__YOUR TASKS__.
1 > Retype a passage of the commentary on COVID-19 school closures word for word. Start at the words "Commentary on politics" and stop after "over 30 years.".
2 > Extend the commentary on COVID-19 school closures, picking up after its last sentence.
[[ EXCERPTED PASSAGE open ]]
Commentary on politics and taxpayer supported k-12 schools

Karol Markowicz

A few weeks ago, White House press secretary Karine Jean-Pierre was asked about the abysmal results of the National Assessment of Educational Progress regarding 9-year-olds. “The nation’s report card,” as the assessment’s crafters like it to be known, had found the sharpest drop ever in mathematics and the steepest decline in reading in over 30 years.

There was no way to escape the damning implications of the extended COVID-19 school closures or Democrats’ owning the lion’s share of the blame for them, so Jean-Pierre tried to deflect: “In less than six months, our schools went from 46% to nearly all of them open to full time. That was the work of this president, and that was the work of Democrats in spite of Republicans not voting for the American Rescue Plan, [of] which $130 billion went to schools to be able to have the ventilation, to have the tutoring and the teachers and being able to hire more teachers, and that was because of the work that this administration did.”

This is a lie Democrats are increasingly telling themselves and anyone who will listen because they need the villains of this particular story to somehow be transformed in the public’s imagination into the heroes. The arsonists want to be remembered as the firefighters.
[[ EXCERPTED PASSAGE closed ]]
[[ DATASET EXCERPTS open ]]
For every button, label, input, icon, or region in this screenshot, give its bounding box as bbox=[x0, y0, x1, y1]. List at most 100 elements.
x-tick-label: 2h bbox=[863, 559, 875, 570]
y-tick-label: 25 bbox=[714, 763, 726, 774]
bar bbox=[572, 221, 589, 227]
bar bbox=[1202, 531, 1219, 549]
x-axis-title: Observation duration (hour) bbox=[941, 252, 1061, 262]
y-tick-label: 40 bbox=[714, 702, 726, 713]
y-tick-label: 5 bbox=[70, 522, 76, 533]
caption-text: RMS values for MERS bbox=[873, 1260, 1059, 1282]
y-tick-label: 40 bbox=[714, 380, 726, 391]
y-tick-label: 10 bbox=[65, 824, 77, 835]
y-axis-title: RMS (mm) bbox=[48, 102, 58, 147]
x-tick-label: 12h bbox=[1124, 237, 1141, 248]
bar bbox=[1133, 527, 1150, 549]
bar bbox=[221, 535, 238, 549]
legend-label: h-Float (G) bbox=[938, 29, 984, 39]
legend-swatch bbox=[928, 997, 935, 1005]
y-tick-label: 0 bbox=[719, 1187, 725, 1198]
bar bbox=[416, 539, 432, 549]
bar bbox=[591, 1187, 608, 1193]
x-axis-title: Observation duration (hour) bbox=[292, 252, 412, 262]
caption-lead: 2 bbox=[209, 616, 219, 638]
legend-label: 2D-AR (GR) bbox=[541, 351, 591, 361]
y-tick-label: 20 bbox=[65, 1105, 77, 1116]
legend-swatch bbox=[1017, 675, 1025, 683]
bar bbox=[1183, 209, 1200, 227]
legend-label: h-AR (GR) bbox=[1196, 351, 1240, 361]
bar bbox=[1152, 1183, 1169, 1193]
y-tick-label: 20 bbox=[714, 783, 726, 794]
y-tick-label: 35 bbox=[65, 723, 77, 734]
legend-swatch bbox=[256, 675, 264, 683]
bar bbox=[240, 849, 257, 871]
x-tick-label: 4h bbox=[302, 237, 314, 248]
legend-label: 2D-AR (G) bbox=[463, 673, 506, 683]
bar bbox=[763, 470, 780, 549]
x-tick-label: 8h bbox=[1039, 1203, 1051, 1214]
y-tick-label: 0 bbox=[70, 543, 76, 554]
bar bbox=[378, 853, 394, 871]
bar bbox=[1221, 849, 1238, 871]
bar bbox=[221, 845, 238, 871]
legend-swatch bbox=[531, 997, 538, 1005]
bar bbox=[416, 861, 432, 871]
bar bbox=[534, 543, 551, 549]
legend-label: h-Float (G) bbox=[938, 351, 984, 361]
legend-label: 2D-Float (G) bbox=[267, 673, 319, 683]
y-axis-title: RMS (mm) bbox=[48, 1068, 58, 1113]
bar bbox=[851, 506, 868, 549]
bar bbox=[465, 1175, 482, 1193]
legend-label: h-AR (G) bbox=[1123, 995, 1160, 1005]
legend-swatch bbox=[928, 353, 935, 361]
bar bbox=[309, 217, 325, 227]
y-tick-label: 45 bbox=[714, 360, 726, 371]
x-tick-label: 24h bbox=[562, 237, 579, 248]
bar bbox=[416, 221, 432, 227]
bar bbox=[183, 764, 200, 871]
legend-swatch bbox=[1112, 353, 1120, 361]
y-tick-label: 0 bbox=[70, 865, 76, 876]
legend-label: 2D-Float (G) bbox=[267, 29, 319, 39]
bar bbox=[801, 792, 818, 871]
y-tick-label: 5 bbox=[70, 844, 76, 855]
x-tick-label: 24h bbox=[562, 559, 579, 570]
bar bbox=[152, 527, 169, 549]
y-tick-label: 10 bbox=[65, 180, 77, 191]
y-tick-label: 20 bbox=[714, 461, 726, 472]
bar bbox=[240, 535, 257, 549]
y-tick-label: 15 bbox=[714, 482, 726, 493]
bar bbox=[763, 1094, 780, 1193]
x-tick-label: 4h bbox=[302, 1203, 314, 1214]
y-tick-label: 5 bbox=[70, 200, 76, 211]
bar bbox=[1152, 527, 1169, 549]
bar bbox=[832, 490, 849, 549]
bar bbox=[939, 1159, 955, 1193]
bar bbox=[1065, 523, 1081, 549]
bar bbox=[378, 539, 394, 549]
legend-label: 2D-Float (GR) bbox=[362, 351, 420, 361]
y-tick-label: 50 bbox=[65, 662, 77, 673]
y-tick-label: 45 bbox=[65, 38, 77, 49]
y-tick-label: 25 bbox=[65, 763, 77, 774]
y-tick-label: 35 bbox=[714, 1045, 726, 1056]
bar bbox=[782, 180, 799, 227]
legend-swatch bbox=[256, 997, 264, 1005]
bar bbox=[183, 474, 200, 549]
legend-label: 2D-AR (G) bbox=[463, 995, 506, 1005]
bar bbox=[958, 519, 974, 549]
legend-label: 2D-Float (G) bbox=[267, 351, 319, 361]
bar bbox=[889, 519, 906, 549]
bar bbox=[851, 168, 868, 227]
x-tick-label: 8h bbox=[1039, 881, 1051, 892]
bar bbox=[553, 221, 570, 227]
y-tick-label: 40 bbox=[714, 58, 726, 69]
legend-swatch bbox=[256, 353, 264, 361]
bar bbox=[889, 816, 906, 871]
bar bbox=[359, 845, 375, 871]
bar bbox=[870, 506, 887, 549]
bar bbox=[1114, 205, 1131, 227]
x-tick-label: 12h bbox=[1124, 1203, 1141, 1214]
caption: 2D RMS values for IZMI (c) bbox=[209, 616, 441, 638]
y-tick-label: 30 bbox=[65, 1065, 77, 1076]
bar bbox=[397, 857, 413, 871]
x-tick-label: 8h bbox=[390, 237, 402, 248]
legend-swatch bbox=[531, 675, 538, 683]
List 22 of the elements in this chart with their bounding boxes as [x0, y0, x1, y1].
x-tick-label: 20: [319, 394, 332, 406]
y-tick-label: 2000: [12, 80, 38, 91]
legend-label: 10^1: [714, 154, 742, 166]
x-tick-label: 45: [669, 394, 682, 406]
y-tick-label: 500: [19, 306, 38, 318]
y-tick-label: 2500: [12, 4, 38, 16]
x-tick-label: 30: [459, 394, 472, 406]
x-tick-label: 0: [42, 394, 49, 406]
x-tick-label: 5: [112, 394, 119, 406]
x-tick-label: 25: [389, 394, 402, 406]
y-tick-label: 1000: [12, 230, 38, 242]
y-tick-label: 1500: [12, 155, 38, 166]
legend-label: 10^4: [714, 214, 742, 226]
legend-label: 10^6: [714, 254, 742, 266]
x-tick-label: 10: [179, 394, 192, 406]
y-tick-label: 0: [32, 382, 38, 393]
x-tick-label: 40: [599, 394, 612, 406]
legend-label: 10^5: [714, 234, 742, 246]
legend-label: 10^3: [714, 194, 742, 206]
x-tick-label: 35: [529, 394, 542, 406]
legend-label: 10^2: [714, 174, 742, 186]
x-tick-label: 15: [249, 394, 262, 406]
[[ DATASET EXCERPTS closed ]]
__WRITTEN RESPONSES__.
1 >
Commentary on politics and taxpayer supported k-12 schools

Karol Markowicz

A few weeks ago, White House press secretary Karine Jean-Pierre was asked about the abysmal results of the National Assessment of Educational Progress regarding 9-year-olds. “The nation’s report card,” as the assessment’s crafters like it to be known, had found the sharpest drop ever in mathematics and the steepest decline in reading in over 30 years.

2 >
But the reality wholeheartedly refutes the spin. Before President Joe Biden even took office in January 2021, he set a very unambitious goal to get schools open in the first 100 days. One problem: That 100-day goal meant children would finally head back to regular school in May, right around the time schools around the country were shutting down for the summer. In the end, it wouldn’t matter. The 100-day plan would run headlong into the same roadblock that had kept schools closed before Biden became president: Randi Weingarten, the head of the American Federation of Teachers who had directed the Democratic officials in her pocket to fall in line.

During a press briefing on Feb. 9, 2021, then-press secretary Jen Psaki suddenly backtracked on what “open schools” meant to the president. “His goal that he set is to have the majority of schools, so more than 50%, open by Day 100 of his presidency. And that means some teaching in classrooms, so at least one day a week. Hopefully, it’s more. And obviously, it is as much as is safe in each school and local district.” Asked to clarify, Psaki answered, “Well, teaching at least one day a week in the majority of schools by Day 100.”